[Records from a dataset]
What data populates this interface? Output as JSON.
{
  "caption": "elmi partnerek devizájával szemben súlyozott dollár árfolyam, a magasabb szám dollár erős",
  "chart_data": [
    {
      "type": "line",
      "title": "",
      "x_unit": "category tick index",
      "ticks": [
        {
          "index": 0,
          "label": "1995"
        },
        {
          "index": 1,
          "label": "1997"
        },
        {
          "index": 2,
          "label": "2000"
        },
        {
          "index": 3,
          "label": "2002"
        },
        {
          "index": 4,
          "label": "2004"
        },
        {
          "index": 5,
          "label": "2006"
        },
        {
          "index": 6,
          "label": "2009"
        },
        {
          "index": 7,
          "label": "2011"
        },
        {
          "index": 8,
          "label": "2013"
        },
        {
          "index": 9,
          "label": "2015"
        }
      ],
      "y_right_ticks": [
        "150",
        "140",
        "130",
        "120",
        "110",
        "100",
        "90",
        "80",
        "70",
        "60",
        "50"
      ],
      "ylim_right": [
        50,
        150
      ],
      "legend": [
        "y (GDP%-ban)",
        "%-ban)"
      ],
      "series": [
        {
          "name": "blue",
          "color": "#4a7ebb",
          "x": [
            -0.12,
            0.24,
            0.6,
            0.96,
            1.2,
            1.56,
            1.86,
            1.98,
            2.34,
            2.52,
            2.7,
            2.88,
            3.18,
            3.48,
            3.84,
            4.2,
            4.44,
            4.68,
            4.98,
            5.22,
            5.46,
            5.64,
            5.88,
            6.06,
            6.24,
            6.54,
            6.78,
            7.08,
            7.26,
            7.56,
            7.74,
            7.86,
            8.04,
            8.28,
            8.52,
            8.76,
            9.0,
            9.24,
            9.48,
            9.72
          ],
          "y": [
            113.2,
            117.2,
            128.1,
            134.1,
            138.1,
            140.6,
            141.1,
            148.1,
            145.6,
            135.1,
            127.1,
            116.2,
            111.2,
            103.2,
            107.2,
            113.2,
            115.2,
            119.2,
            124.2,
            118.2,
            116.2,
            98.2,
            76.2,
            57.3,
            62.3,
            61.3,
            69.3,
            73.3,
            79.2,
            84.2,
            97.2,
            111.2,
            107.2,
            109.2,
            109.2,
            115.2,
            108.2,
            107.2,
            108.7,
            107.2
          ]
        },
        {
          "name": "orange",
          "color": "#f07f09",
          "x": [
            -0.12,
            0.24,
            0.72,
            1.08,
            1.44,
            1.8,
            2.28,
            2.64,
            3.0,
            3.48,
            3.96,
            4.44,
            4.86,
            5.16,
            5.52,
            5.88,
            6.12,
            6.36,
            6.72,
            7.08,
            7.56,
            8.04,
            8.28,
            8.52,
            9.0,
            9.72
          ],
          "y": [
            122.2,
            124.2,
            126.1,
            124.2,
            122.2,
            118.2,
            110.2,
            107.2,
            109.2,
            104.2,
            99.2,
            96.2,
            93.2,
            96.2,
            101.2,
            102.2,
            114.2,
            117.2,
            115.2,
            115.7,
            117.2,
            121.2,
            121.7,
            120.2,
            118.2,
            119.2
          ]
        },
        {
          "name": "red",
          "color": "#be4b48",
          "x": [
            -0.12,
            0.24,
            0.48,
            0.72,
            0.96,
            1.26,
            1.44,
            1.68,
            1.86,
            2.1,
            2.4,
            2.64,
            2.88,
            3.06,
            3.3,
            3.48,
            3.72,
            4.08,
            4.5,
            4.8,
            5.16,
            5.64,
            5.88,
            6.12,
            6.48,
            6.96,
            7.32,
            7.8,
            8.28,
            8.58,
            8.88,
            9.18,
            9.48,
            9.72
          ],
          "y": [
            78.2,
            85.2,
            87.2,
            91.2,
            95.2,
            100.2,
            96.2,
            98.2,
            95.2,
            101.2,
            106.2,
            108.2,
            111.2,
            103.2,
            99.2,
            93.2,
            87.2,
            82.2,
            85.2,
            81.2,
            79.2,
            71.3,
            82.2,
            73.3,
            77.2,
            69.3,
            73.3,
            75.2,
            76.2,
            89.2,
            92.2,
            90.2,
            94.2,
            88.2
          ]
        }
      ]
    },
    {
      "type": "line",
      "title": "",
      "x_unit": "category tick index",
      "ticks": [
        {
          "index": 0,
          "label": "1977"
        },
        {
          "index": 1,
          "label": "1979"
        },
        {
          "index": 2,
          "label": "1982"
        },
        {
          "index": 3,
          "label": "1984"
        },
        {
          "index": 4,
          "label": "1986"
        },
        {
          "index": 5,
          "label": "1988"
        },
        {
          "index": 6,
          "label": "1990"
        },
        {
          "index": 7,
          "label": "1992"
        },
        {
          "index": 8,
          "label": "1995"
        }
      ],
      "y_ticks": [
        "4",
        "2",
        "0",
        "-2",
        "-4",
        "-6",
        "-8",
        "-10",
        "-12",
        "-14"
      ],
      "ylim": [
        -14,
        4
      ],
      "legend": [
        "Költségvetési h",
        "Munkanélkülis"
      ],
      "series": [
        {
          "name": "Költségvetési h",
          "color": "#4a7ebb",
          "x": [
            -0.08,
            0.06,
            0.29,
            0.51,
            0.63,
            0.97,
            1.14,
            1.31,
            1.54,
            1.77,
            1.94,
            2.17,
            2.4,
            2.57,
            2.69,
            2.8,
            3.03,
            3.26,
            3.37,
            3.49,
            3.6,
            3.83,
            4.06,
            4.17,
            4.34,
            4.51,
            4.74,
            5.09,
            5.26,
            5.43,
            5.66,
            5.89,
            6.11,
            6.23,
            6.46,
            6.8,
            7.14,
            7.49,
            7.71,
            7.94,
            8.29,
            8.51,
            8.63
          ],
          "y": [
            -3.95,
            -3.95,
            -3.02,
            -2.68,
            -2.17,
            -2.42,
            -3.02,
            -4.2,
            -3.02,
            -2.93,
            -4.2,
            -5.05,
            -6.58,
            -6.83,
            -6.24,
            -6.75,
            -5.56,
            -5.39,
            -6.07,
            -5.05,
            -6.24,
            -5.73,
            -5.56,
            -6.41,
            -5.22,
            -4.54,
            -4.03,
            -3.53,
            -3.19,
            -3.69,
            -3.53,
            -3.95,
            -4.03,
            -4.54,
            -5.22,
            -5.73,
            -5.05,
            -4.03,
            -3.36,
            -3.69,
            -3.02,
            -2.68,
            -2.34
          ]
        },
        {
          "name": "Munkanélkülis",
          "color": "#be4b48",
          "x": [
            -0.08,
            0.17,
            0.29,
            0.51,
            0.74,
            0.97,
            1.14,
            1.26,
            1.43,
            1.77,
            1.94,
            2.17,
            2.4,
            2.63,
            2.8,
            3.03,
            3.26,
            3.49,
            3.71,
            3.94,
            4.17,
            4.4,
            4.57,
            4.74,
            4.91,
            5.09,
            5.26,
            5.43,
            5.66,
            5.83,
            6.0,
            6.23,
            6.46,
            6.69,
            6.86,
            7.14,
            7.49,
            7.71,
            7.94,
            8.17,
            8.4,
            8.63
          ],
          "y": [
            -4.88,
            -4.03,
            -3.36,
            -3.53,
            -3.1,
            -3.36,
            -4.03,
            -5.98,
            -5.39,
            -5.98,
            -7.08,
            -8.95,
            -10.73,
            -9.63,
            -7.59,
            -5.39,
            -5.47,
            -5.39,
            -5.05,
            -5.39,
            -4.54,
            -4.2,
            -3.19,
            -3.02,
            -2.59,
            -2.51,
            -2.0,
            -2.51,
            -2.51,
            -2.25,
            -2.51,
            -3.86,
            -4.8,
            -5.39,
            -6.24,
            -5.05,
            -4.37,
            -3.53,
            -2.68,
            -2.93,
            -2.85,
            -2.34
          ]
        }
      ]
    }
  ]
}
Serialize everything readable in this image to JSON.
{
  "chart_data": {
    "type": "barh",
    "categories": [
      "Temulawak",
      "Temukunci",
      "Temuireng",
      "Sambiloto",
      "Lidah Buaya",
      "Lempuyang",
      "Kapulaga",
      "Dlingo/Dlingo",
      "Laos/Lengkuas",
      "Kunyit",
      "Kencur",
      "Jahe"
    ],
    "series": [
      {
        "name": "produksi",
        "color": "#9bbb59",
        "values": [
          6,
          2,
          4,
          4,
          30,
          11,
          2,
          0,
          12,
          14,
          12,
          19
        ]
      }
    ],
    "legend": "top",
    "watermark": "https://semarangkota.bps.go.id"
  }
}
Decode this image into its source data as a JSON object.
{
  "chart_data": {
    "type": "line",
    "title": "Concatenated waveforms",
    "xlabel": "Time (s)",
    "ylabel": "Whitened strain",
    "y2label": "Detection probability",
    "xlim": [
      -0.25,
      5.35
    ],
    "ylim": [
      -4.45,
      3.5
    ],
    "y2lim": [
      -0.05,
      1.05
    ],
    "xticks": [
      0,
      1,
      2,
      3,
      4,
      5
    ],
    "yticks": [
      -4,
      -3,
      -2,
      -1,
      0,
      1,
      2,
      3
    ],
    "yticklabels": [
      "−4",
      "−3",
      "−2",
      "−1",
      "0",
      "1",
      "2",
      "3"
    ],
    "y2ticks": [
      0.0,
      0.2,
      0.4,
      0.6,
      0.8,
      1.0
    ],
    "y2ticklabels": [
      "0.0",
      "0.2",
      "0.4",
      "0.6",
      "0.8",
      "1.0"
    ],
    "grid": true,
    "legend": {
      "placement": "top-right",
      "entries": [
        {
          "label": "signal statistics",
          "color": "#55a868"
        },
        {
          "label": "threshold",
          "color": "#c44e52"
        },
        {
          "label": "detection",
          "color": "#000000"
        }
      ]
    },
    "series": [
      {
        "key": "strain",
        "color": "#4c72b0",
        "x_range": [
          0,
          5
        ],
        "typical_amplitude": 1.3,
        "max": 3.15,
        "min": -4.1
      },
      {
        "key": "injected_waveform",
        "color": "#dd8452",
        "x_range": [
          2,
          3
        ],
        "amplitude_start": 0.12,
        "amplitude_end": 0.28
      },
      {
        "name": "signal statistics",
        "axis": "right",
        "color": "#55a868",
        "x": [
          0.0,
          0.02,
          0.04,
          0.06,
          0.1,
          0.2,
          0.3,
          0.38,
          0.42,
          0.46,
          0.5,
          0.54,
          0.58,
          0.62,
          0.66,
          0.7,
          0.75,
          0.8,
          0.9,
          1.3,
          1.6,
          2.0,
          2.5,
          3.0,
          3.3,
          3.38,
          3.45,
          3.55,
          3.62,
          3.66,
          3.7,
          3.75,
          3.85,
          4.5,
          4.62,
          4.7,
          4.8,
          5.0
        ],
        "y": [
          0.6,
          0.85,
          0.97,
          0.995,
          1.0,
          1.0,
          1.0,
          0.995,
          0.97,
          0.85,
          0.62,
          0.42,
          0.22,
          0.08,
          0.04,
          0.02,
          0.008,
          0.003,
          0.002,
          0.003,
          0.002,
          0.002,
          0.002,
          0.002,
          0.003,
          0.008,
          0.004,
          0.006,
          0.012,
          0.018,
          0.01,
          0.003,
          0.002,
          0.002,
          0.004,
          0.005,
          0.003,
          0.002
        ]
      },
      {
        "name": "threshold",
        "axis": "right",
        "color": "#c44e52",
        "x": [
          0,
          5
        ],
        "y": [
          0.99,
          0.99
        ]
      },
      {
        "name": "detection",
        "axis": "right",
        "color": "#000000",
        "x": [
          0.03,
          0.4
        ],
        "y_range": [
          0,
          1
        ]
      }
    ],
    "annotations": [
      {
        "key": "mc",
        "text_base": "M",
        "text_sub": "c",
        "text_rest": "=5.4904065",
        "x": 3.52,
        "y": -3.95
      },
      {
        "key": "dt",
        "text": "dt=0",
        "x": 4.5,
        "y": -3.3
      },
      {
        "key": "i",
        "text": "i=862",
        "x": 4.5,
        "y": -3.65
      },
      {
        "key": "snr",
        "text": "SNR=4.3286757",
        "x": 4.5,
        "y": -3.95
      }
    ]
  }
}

[Do this] Copy out each line in the listing that has the word "signal".

[Task answer]
          "label": "signal statistics",
        "name": "signal statistics",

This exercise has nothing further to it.